──────── INPUT FOR THIS TASK ────────
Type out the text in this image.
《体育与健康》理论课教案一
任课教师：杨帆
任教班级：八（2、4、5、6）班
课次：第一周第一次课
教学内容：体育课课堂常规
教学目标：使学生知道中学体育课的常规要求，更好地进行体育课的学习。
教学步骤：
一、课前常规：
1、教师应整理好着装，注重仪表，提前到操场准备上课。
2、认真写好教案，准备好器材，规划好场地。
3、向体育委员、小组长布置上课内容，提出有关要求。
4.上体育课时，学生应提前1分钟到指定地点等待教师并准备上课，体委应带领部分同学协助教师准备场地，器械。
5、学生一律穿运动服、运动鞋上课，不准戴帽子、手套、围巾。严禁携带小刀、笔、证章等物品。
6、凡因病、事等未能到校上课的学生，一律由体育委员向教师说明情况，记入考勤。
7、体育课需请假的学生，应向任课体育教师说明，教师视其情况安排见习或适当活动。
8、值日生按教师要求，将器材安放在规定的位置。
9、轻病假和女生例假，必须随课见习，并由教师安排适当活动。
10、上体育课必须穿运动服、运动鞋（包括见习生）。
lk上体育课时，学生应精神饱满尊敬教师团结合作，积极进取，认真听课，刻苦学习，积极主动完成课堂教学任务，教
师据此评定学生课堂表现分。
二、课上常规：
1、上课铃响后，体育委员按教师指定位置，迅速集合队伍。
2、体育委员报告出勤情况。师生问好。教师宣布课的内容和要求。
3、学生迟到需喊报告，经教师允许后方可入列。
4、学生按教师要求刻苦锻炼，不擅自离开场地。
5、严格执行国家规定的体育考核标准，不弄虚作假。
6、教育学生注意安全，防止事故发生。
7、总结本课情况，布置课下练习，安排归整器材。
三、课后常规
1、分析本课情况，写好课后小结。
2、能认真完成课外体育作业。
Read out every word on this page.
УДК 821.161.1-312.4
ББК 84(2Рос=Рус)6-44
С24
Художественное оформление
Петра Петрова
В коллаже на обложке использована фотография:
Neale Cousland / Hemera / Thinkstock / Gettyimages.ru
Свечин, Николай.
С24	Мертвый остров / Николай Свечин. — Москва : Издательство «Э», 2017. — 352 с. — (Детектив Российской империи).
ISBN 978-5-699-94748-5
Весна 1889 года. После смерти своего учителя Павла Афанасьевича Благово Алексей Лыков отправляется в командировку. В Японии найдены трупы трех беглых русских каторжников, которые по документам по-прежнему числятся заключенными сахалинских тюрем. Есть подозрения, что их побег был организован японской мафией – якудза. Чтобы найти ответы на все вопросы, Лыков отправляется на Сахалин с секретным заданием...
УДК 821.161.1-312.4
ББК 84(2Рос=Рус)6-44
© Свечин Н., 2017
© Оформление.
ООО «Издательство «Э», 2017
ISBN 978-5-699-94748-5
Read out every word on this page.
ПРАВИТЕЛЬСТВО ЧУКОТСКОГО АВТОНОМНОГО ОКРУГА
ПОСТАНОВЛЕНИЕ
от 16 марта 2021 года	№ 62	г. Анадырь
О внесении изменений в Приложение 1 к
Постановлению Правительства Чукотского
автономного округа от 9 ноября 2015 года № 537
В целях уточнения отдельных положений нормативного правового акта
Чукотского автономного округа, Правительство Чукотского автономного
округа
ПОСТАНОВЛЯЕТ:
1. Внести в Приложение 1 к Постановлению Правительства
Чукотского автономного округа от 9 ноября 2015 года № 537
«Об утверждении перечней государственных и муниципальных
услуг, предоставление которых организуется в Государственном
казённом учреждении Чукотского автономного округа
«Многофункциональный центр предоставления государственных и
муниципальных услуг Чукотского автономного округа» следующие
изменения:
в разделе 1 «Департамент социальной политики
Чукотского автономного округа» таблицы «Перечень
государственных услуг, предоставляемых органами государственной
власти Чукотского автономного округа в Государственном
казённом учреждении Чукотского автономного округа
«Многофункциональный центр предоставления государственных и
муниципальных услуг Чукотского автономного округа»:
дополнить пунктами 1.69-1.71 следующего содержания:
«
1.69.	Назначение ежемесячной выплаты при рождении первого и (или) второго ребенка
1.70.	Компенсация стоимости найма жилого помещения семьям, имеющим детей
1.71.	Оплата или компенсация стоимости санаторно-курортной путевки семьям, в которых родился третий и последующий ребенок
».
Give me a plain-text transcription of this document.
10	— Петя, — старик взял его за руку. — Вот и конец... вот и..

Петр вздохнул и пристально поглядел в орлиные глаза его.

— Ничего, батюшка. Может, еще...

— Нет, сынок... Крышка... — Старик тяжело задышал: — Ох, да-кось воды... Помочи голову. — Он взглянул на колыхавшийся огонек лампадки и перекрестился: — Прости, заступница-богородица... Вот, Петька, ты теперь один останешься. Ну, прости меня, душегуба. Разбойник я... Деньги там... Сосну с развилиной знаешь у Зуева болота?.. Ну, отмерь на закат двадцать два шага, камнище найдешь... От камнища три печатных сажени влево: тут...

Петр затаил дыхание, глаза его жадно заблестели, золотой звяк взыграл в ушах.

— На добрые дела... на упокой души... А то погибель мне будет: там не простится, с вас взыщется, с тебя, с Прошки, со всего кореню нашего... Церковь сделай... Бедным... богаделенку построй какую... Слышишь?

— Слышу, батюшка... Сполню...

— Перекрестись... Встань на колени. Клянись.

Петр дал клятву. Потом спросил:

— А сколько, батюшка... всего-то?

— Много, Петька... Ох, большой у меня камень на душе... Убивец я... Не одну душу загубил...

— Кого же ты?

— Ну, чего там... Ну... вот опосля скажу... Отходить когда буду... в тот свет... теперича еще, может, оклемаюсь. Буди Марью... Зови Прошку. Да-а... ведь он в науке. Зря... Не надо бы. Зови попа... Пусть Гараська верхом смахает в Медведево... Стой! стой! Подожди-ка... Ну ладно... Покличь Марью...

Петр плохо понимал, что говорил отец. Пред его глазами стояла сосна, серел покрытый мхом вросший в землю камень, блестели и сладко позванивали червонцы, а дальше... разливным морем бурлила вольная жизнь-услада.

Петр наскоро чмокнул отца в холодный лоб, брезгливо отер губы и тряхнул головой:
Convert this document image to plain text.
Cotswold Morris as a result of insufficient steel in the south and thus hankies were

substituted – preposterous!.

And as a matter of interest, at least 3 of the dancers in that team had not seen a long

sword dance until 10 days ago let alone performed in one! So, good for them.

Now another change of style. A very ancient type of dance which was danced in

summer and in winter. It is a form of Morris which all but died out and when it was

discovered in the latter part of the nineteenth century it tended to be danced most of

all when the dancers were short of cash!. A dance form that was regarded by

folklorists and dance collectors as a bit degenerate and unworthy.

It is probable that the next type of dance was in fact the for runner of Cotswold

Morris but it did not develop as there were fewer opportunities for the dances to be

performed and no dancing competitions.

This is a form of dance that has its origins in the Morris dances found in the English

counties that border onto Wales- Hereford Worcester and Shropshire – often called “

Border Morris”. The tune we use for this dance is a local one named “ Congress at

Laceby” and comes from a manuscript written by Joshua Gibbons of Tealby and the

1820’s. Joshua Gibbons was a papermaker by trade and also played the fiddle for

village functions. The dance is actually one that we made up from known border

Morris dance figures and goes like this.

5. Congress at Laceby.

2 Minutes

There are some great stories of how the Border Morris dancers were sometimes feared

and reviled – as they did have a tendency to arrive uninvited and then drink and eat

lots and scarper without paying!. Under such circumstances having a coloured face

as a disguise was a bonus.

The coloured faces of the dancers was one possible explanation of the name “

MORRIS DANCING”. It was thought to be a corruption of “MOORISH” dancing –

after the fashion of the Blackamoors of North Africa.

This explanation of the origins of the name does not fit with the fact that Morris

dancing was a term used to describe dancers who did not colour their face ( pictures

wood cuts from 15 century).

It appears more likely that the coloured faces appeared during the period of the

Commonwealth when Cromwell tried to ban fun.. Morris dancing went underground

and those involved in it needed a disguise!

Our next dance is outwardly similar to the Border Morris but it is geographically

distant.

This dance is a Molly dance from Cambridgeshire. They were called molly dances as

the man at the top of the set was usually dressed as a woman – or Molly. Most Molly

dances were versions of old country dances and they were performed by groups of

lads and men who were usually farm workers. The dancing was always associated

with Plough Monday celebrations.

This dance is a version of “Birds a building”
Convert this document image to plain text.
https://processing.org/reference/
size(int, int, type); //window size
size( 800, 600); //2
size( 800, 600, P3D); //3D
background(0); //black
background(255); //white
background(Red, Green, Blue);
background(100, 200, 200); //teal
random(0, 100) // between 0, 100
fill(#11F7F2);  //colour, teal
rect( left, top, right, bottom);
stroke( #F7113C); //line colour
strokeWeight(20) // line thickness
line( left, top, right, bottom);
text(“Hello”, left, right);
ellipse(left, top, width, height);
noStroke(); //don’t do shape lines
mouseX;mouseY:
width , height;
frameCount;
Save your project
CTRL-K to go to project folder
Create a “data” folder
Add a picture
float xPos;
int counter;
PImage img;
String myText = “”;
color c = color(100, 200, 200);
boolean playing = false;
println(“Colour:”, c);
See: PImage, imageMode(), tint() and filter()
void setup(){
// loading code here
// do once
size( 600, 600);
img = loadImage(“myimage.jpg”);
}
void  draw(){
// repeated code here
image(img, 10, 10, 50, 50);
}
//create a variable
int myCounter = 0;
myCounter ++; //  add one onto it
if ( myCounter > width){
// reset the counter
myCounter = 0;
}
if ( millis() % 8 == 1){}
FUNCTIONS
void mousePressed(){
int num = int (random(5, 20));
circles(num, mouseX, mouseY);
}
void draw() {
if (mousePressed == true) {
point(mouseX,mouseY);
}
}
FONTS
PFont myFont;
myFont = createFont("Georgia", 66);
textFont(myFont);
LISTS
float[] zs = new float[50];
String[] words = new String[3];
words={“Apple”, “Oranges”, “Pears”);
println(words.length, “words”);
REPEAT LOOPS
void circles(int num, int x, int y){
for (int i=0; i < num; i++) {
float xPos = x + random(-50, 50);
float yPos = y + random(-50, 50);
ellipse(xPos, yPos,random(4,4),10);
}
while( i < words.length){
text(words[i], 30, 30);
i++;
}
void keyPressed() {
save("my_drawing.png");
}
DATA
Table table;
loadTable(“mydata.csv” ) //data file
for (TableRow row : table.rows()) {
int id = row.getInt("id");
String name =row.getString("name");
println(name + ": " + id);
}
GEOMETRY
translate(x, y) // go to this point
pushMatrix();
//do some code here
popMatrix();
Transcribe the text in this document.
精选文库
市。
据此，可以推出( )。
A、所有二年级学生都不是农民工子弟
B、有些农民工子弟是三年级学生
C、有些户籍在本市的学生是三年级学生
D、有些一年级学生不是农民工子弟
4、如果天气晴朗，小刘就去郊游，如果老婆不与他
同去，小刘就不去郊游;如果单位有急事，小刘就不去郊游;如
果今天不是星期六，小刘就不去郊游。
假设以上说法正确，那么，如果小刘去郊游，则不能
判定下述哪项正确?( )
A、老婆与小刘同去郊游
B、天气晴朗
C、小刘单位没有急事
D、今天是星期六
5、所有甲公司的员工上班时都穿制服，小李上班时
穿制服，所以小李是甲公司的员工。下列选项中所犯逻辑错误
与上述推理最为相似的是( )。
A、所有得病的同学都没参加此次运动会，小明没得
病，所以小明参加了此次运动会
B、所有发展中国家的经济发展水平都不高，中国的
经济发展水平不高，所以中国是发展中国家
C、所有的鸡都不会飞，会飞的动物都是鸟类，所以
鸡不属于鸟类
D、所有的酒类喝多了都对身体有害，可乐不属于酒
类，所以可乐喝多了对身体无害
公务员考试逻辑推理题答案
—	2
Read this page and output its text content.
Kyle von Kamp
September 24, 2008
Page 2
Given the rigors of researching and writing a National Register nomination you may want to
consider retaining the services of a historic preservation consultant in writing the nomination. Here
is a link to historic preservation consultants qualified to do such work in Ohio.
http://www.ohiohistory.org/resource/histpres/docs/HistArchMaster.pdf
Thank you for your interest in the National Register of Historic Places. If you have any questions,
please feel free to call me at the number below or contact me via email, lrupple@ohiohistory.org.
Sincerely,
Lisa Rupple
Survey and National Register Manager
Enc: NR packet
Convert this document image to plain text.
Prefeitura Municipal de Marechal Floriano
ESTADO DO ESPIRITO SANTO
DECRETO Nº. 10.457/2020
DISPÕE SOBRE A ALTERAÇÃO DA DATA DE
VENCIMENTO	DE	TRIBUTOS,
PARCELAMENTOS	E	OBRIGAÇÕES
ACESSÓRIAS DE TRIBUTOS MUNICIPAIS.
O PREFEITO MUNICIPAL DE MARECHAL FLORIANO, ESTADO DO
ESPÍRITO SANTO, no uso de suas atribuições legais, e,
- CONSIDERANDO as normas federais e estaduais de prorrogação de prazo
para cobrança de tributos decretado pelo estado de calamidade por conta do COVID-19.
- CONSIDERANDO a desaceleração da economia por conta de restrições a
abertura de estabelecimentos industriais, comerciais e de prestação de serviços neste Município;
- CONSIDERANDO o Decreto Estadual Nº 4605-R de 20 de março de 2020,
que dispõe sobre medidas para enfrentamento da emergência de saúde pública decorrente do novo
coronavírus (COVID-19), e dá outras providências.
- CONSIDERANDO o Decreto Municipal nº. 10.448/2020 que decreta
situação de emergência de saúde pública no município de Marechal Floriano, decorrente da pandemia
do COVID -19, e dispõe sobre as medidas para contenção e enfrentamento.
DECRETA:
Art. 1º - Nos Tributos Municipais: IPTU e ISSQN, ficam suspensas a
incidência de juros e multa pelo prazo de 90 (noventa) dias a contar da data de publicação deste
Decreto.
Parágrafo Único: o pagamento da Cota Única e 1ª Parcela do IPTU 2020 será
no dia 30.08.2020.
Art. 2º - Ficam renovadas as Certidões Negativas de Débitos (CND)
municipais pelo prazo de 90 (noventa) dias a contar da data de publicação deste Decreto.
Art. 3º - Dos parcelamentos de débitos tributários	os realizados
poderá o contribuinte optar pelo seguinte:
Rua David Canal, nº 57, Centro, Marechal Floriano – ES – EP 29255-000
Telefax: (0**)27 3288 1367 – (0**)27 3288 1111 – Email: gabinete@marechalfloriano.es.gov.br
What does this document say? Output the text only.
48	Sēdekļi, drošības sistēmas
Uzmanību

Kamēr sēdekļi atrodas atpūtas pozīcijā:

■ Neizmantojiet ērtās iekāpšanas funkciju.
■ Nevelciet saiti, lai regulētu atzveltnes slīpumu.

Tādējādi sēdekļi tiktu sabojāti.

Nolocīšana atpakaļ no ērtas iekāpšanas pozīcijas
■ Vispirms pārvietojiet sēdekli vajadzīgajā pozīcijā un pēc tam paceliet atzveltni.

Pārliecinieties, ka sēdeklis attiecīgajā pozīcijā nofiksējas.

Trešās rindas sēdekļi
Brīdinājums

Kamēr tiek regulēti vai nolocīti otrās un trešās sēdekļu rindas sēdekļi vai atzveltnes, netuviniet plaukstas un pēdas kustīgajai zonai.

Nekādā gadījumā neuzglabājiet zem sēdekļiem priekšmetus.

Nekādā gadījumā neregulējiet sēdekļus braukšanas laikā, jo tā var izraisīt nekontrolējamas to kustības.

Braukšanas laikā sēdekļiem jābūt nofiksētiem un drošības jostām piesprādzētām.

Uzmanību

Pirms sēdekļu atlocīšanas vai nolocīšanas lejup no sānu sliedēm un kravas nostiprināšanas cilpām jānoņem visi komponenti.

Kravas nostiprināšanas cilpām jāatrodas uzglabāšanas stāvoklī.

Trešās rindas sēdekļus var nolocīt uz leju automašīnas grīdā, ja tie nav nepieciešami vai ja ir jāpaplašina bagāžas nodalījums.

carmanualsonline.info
────────
**DO THIS**
Reply with nothing except the number of lines in the listing above that include "background".

**SOLUTION**
4